**DO THIS**
Arrange the lines of the records as a numbered list, omitting blank lines. Begin at the line that has "svg-text:−12: −12 [259, 494, 291, 515]" and stop after the line that has "svg-text:3k3: 3k3 [541, 160, 575, 180]".

**RECORDS FOR PROCESSING**
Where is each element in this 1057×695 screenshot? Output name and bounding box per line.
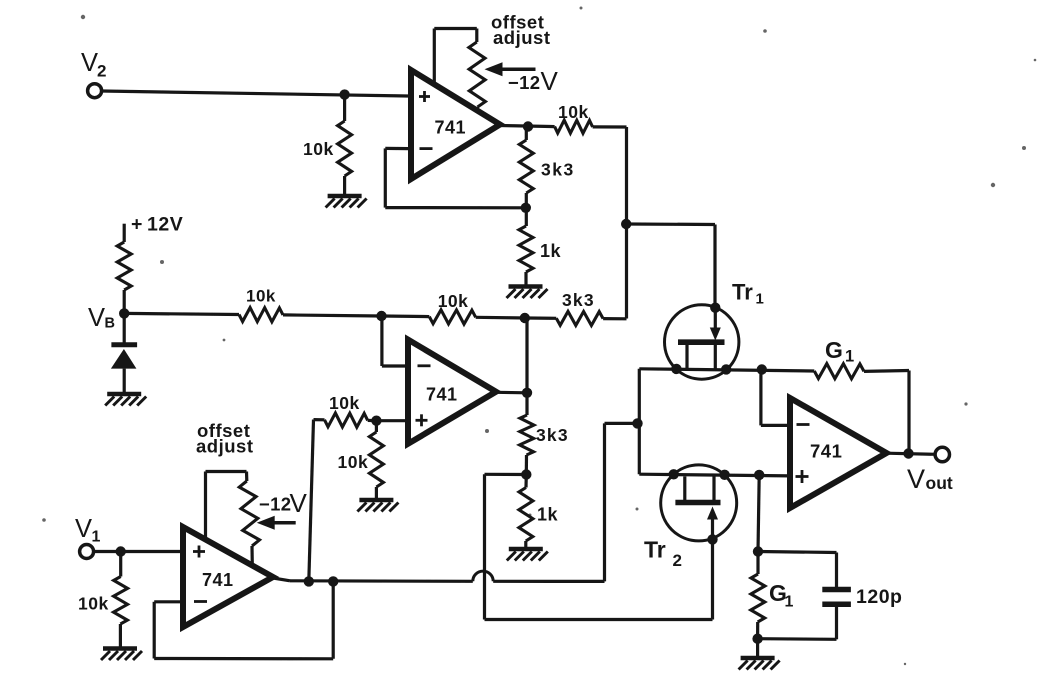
svg-text:−12: −12 [259, 494, 291, 515]
svg-text:741: 741 [810, 441, 842, 462]
svg-text:10k: 10k [78, 594, 109, 614]
svg-text:1: 1 [785, 594, 794, 611]
svg-text:Tr: Tr [644, 537, 666, 563]
svg-text:10k: 10k [558, 102, 589, 122]
svg-text:3k3: 3k3 [541, 160, 575, 180]
svg-text:10k: 10k [246, 287, 276, 306]
svg-text:1: 1 [92, 529, 101, 546]
svg-text:V: V [81, 49, 98, 77]
svg-text:V: V [88, 304, 105, 332]
svg-text:out: out [926, 473, 953, 493]
svg-text:2: 2 [97, 62, 107, 81]
svg-text:V: V [290, 488, 308, 518]
svg-text:V: V [75, 515, 92, 543]
svg-text:adjust: adjust [196, 436, 253, 457]
svg-text:−12: −12 [508, 72, 540, 93]
svg-text:V: V [541, 66, 559, 96]
svg-text:adjust: adjust [493, 27, 550, 48]
svg-text:10k: 10k [303, 139, 334, 159]
svg-text:12V: 12V [147, 214, 183, 236]
svg-text:+: + [131, 214, 142, 236]
svg-text:741: 741 [202, 570, 234, 590]
svg-text:10k: 10k [438, 291, 469, 311]
svg-text:741: 741 [426, 385, 458, 405]
svg-text:V: V [907, 464, 925, 494]
svg-text:10k: 10k [338, 452, 369, 472]
svg-text:120p: 120p [856, 586, 902, 608]
svg-text:2: 2 [673, 551, 683, 570]
svg-text:Tr: Tr [732, 280, 753, 305]
svg-text:1: 1 [845, 348, 855, 366]
svg-text:B: B [105, 316, 116, 332]
svg-text:3k3: 3k3 [562, 290, 595, 310]
svg-text:G: G [825, 337, 843, 363]
svg-text:10k: 10k [329, 393, 360, 413]
svg-text:1: 1 [756, 291, 765, 308]
svg-text:741: 741 [435, 118, 467, 138]
svg-text:1k: 1k [540, 241, 562, 261]
svg-text:3k3: 3k3 [536, 425, 569, 445]
svg-text:1k: 1k [537, 505, 559, 525]
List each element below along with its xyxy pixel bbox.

**EXPECTED ANSWER**
1. svg-text:−12: −12 [259, 494, 291, 515]
2. svg-text:741: 741 [810, 441, 842, 462]
3. svg-text:10k: 10k [78, 594, 109, 614]
4. svg-text:1: 1 [785, 594, 794, 611]
5. svg-text:Tr: Tr [644, 537, 666, 563]
6. svg-text:10k: 10k [558, 102, 589, 122]
7. svg-text:3k3: 3k3 [541, 160, 575, 180]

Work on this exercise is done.